**What is expected:** Identify each line below that contains the word "this", and copy it out.

(Extracted data entries)

•••••

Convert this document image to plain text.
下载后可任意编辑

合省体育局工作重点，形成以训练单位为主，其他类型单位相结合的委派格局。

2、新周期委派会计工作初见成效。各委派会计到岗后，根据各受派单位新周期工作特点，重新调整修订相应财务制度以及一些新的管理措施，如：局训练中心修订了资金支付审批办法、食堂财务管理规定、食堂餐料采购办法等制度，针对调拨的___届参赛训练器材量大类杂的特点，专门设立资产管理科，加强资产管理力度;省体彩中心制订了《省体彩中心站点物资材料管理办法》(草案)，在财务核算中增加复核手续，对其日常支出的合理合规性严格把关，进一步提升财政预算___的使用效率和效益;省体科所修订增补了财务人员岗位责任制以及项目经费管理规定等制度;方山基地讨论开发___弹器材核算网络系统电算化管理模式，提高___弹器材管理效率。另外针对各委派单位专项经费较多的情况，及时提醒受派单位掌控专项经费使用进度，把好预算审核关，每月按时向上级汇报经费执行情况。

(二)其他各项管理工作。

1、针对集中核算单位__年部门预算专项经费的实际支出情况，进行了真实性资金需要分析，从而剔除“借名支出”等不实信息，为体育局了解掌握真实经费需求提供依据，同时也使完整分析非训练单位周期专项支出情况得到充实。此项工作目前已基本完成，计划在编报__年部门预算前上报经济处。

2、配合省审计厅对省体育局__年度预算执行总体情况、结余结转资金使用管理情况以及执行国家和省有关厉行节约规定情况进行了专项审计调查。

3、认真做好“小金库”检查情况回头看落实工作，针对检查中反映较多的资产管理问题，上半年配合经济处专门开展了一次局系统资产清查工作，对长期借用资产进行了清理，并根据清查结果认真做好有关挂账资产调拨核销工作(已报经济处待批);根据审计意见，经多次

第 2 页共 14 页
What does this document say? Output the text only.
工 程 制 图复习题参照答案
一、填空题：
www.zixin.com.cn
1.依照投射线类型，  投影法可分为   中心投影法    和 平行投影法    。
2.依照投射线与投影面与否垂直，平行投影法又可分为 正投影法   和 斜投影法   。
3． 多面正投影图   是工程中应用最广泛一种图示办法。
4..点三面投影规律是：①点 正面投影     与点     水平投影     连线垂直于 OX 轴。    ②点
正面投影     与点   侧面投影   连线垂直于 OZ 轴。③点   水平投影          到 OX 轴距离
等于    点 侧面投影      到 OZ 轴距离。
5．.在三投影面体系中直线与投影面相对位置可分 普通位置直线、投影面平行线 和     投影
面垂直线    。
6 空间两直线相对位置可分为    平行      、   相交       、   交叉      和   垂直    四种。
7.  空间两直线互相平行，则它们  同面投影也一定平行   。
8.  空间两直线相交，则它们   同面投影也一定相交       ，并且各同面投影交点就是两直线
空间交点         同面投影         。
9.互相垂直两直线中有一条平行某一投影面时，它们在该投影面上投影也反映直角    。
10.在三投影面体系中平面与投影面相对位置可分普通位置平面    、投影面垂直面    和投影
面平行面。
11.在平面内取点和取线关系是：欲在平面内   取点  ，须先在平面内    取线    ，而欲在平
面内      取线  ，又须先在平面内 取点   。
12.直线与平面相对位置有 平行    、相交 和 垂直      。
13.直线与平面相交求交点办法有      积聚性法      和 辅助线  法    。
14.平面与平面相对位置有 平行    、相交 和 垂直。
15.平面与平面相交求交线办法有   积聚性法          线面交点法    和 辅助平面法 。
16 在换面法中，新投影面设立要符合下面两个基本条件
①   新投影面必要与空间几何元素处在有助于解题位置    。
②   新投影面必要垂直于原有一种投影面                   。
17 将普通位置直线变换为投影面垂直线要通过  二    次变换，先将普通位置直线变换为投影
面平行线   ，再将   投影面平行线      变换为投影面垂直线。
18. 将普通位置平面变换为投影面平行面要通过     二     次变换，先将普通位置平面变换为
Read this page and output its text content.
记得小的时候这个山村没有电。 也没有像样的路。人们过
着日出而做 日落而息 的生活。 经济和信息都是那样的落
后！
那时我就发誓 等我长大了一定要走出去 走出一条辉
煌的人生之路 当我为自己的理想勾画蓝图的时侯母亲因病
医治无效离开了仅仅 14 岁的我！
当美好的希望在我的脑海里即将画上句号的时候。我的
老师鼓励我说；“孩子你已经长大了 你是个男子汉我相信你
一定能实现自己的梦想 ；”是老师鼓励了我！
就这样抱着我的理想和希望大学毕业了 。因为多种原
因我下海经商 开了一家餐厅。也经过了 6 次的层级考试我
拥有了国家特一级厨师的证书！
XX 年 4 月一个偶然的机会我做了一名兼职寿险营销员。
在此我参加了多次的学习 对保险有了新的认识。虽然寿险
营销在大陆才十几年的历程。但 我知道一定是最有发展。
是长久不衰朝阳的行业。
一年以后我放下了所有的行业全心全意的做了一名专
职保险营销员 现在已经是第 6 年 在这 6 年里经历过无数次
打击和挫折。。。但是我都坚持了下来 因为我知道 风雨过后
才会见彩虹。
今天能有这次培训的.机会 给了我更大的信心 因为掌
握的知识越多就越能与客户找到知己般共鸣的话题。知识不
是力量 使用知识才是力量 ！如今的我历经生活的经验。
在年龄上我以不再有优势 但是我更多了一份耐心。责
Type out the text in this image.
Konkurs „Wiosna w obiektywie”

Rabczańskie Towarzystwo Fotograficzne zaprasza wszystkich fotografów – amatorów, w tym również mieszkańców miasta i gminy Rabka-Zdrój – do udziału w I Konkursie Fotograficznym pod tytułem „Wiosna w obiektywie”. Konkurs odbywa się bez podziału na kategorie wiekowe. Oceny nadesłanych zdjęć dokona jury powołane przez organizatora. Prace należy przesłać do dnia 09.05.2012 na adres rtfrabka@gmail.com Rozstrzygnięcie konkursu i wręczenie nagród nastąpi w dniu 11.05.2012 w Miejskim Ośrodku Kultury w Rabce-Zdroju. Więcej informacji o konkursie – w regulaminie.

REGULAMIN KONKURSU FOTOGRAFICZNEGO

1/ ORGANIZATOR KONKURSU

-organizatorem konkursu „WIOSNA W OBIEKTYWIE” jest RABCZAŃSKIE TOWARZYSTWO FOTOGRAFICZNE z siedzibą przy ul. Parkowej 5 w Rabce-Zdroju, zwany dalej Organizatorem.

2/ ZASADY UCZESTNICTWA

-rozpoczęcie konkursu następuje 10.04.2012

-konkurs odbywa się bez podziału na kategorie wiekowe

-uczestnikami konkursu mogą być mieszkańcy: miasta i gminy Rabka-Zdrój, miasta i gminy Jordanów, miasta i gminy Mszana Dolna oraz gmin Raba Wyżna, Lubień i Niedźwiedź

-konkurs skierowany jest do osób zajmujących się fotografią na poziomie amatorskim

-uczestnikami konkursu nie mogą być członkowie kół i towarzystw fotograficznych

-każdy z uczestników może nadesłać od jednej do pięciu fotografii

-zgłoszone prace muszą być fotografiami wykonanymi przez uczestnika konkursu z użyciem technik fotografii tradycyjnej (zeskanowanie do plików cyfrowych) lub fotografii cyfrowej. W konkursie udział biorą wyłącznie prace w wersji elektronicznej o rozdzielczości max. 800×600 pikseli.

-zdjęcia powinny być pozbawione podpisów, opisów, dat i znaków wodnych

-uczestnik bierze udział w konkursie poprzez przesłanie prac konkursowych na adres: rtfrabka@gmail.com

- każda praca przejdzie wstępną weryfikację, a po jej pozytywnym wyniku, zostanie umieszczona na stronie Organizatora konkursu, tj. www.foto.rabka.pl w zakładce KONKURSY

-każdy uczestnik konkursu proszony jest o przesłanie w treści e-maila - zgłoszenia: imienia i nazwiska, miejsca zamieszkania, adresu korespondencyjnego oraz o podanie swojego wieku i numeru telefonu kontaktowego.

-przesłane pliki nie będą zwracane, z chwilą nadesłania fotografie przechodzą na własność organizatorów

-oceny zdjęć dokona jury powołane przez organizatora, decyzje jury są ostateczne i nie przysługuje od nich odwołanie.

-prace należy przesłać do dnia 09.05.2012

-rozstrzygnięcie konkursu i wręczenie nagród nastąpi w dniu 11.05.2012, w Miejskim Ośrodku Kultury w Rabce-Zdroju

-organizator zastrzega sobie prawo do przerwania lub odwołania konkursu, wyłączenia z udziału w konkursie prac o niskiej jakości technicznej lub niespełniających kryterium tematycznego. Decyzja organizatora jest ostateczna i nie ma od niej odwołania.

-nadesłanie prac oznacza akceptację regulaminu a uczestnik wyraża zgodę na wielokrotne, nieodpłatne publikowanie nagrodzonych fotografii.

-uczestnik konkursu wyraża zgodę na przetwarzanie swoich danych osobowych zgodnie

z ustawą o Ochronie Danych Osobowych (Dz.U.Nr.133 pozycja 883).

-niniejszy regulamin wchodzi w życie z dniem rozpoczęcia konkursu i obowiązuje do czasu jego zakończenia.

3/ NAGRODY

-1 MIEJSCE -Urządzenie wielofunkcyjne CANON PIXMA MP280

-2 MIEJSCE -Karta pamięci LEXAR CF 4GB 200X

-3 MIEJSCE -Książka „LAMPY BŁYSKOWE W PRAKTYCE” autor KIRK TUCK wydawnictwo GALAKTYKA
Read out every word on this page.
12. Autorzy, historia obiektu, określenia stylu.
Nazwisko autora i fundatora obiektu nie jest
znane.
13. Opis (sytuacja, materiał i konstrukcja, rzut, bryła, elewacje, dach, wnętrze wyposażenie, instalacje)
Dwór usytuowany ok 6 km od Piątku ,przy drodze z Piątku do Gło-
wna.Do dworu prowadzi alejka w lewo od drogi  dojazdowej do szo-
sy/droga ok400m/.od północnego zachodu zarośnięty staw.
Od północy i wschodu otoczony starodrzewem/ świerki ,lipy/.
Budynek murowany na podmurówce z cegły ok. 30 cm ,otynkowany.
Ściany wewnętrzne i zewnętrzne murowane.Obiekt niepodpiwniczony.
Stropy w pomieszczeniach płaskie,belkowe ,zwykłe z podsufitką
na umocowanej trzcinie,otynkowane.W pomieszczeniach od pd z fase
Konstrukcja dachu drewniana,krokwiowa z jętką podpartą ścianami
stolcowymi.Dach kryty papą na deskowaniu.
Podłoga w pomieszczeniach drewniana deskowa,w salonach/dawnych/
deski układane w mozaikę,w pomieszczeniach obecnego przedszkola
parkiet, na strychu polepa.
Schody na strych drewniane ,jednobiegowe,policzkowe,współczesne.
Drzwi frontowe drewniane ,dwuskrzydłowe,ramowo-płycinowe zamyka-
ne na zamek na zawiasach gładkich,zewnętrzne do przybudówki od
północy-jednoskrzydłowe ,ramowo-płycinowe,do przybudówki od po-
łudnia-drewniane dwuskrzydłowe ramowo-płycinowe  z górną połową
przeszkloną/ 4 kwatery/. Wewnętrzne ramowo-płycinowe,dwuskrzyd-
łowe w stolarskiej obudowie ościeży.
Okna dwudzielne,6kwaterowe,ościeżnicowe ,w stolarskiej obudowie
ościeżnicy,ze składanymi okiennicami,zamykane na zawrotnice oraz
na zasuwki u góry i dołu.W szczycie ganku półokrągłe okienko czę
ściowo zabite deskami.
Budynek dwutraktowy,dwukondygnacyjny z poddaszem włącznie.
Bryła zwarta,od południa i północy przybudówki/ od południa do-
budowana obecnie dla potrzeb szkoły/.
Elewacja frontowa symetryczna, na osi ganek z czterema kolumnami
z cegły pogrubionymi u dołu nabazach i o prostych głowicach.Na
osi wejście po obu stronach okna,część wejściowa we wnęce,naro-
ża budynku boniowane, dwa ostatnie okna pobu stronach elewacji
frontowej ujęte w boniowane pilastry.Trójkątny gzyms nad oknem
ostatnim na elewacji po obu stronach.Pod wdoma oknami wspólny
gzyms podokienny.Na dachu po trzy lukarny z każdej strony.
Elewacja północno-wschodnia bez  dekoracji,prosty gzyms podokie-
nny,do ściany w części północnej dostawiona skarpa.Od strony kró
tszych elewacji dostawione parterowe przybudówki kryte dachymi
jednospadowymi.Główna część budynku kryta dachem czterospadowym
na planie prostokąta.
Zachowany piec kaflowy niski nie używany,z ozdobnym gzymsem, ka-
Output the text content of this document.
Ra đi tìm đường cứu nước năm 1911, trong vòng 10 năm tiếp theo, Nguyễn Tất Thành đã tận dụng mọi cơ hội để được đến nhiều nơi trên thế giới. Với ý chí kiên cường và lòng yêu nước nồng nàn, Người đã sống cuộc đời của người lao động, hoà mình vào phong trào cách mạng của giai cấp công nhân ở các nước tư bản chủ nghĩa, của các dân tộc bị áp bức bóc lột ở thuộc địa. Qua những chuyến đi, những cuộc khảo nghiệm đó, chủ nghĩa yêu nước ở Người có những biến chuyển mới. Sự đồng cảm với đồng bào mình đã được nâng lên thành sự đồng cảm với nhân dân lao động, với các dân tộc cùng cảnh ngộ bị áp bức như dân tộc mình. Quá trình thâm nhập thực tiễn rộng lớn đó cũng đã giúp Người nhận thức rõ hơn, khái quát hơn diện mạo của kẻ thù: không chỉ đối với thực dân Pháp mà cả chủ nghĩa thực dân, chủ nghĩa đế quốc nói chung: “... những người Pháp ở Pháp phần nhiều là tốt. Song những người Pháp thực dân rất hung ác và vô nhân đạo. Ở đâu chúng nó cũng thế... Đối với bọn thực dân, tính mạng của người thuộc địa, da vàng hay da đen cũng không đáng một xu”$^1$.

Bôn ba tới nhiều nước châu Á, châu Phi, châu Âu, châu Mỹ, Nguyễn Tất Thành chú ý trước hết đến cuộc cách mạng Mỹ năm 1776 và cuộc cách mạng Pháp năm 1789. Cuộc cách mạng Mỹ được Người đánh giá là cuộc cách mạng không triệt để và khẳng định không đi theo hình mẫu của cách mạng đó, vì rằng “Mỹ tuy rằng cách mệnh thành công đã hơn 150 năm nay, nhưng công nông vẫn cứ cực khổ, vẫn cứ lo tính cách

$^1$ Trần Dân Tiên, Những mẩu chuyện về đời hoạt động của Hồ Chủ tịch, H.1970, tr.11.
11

•••••

**Result:**
Convert this document image to plain text.
What does this document say? Output the text only.
Read this page and output its text content.
Type out the text in this image.
Read out every word on this page.
Output the text content of this document.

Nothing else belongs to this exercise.